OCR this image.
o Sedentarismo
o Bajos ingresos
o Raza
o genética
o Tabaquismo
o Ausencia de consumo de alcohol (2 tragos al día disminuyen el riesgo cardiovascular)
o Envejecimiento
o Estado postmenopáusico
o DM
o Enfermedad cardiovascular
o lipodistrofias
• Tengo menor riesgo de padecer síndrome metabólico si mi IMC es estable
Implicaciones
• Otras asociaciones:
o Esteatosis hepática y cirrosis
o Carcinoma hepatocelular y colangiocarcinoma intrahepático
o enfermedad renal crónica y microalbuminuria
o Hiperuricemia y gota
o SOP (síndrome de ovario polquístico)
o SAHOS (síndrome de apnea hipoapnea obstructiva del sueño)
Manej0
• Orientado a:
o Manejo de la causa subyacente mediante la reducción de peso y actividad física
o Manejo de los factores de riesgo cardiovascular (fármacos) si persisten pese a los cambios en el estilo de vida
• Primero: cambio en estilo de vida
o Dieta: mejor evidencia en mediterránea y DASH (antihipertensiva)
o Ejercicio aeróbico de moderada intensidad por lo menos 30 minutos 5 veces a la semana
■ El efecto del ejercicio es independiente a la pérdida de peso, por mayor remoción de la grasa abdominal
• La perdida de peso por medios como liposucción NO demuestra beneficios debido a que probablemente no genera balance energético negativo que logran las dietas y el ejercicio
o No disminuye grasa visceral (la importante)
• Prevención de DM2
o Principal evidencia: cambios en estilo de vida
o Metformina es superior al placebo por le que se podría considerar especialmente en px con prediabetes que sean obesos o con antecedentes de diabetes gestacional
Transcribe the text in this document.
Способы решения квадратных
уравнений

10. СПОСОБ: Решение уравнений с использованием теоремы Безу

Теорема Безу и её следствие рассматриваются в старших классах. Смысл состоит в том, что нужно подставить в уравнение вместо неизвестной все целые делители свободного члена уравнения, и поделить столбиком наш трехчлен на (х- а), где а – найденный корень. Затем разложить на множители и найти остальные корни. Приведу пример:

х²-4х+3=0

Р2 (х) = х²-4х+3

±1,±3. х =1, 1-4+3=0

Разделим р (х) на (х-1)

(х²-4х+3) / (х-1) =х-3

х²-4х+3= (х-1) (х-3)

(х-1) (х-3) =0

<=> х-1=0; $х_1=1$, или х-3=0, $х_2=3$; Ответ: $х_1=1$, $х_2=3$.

== Short problem ==
Look above for lines with the word "Безу" and copy them all.

== Solution ==
10. СПОСОБ: Решение уравнений с использованием теоремы Безу
Теорема Безу и её следствие рассматриваются в старших классах. Смысл состоит в том, что нужно подставить в уравнение вместо неизвестной все целые делители свободного члена уравнения, и поделить столбиком наш трехчлен на (х- а), где а – найденный корень. Затем разложить на множители и найти остальные корни. Приведу пример:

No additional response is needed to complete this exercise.